(Page text begins)
Estate Planning
An Experienced Estate Planning Attorney Who Listens
If you do not have an estate plan in place — or if you have not reviewed your plan in several years — how your legacy will be distributed may not match your interests. In the absence of a plan, Florida laws take over to dictate who will get your assets. The laws do not take into account your desires, individual family dynamics, or even the well-being of your loved ones in directing how your property will be distributed.
At the Law Office of Amy B. Van Fossen, P.A., in Melbourne, Florida, we have guided families in all economic brackets and age groups through the process of creating a plan to protect assets for more than a decade while helping to minimize or eliminate the probate process. Because each family is unique, it is critical for you to work with a knowledgeable lawyer to craft the plan best suited to your needs. We meticulously work with each client to create the legal documents to comprehensively meet their individual goals. Learn more about Estate Planning at one of our Estate Planning Workshops.
The Five Most Important Estate Planning Documents
1. Revocable Living Trust
A Revocable Living Trust is a written document that is created during your lifetime for the protection, management, and distribution of assets should you become incapacitated, challenged by the symptoms of aging, or pass away. By stating your beneficiary designations, a Revocable Living Trust indicates how you, the estate owner, want your transfer of assets to occur upon your death, and it can be amended or revoked during your lifetime.
2. Last Will and Testament
The Last Will and Testament is a written document that indicates how your property (i.e. real estate, personal possessions, bank accounts, retirement accounts, etc.) will be distributed at the time of your death. It may also include instructions about the care of and appointment of a guardian for minor children.
One difference between a Revocable Living Trust and a Last Will and Testament, is that a Last Will and Testament goes into effect only when you die, while a Revocable Living Trust is effective both during your lifetime and after your death. If you’re unable to manage your own affairs, a Last Will and Testament doesn’t give anyone else the right to manage them for you.
(Page text ends)
(Exercise data begins)
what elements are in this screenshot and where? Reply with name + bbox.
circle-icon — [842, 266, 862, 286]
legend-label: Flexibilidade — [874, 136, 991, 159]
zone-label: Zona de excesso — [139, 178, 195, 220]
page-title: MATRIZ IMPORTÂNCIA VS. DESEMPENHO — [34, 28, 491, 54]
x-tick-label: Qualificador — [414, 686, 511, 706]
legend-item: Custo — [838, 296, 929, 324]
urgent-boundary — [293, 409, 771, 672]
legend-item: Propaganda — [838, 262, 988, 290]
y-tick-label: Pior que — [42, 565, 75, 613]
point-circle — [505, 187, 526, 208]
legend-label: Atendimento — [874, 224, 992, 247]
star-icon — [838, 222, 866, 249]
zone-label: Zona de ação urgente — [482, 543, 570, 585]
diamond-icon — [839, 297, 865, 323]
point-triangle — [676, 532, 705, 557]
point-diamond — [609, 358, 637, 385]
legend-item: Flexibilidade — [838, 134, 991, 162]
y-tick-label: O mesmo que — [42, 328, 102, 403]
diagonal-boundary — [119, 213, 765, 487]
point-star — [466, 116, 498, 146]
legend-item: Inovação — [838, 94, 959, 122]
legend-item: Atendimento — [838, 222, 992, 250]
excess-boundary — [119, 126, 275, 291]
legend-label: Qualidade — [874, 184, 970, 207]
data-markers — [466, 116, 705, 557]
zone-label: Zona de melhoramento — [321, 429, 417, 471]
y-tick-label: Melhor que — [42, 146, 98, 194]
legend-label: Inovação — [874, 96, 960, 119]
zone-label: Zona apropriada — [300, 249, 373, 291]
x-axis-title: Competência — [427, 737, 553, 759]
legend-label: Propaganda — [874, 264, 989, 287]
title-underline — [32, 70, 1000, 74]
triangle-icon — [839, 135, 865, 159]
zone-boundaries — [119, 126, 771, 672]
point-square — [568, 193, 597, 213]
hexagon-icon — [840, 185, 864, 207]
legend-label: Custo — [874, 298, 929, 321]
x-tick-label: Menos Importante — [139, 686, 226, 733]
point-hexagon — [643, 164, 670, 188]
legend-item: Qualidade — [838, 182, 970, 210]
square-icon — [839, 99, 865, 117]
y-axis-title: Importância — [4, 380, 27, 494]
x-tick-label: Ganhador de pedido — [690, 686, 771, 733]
(Exercise data ends)
- [What you will do]:
1 - Write out the part of the estate planning page starting with "The Five Most" and going on through "for minor children.".
2 - According to the estate planning page, what happens to your assets in the absence of a plan?
3 - Proceed with the estate planning page from the point where it stops.

- [Set of answers]:
1 -
The Five Most Important Estate Planning Documents
1. Revocable Living Trust
A Revocable Living Trust is a written document that is created during your lifetime for the protection, management, and distribution of assets should you become incapacitated, challenged by the symptoms of aging, or pass away. By stating your beneficiary designations, a Revocable Living Trust indicates how you, the estate owner, want your transfer of assets to occur upon your death, and it can be amended or revoked during your lifetime.
2. Last Will and Testament
The Last Will and Testament is a written document that indicates how your property (i.e. real estate, personal possessions, bank accounts, retirement accounts, etc.) will be distributed at the time of your death. It may also include instructions about the care of and appointment of a guardian for minor children.

2 - Florida laws take over to dictate who will get your assets.

3 -
3. Living Will & Designation of Health Care Surrogate
A Living Will is a legal document that makes known your wishes regarding life prolonging medical procedures. A Living Will informs your health care providers and family of your desires for medical treatment in the event you become incapacitated or unable to speak for yourself. A Designation of Health Care Surrogate is the document that gives another person the right to make medical decisions on your behalf should you become unable to do so yourself. It can include special instructions about treatments that you do or do not want.
4. Declaration Naming Preneed Guardian
A Declaration Naming Preneed Guardian is used to designate, in advance, the person you want to manage your affairs and act as your guardian should you become mentally or physically disabled or incapacitated and unable to manage your own affairs, property or health. By signing this document, you decide who should handle your affairs rather than having the court step in and decide who should do so for you.
5. Durable Power of Attorney
A Durable Power of Attorney is a legal document that gives the person you choose, i.e., your agent, the power to act in your place regarding your financial affairs. This document is most often used if you become incapacitated and unable to handle your financial matters on your own.